→ **TASK DESCRIPTION**: Output all of the records exactly as written.

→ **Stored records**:
-- START --

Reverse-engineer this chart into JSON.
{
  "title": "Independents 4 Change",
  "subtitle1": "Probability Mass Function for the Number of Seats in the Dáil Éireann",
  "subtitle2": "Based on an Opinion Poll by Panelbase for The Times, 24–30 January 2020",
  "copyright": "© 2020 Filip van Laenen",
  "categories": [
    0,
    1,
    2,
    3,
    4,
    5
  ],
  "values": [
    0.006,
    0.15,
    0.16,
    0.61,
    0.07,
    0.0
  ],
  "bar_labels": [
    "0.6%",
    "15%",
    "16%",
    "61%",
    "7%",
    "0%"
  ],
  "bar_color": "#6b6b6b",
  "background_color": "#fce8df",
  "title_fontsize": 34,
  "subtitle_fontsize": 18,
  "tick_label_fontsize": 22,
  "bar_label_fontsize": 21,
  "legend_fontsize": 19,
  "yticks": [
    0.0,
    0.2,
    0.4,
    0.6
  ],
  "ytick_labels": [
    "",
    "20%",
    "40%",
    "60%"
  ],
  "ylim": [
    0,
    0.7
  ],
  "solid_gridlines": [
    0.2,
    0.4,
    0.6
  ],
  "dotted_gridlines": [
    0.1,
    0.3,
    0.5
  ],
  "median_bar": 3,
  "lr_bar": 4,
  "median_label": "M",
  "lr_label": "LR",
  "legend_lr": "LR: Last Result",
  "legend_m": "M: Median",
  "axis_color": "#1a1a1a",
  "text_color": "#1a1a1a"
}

-- END --

→ **SOLUTION TO THIS EXERCISE**:
Reverse-engineer this chart into JSON.
{
  "title": "Independents 4 Change",
  "subtitle1": "Probability Mass Function for the Number of Seats in the Dáil Éireann",
  "subtitle2": "Based on an Opinion Poll by Panelbase for The Times, 24–30 January 2020",
  "copyright": "© 2020 Filip van Laenen",
  "categories": [
    0,
    1,
    2,
    3,
    4,
    5
  ],
  "values": [
    0.006,
    0.15,
    0.16,
    0.61,
    0.07,
    0.0
  ],
  "bar_labels": [
    "0.6%",
    "15%",
    "16%",
    "61%",
    "7%",
    "0%"
  ],
  "bar_color": "#6b6b6b",
  "background_color": "#fce8df",
  "title_fontsize": 34,
  "subtitle_fontsize": 18,
  "tick_label_fontsize": 22,
  "bar_label_fontsize": 21,
  "legend_fontsize": 19,
  "yticks": [
    0.0,
    0.2,
    0.4,
    0.6
  ],
  "ytick_labels": [
    "",
    "20%",
    "40%",
    "60%"
  ],
  "ylim": [
    0,
    0.7
  ],
  "solid_gridlines": [
    0.2,
    0.4,
    0.6
  ],
  "dotted_gridlines": [
    0.1,
    0.3,
    0.5
  ],
  "median_bar": 3,
  "lr_bar": 4,
  "median_label": "M",
  "lr_label": "LR",
  "legend_lr": "LR: Last Result",
  "legend_m": "M: Median",
  "axis_color": "#1a1a1a",
  "text_color": "#1a1a1a"
}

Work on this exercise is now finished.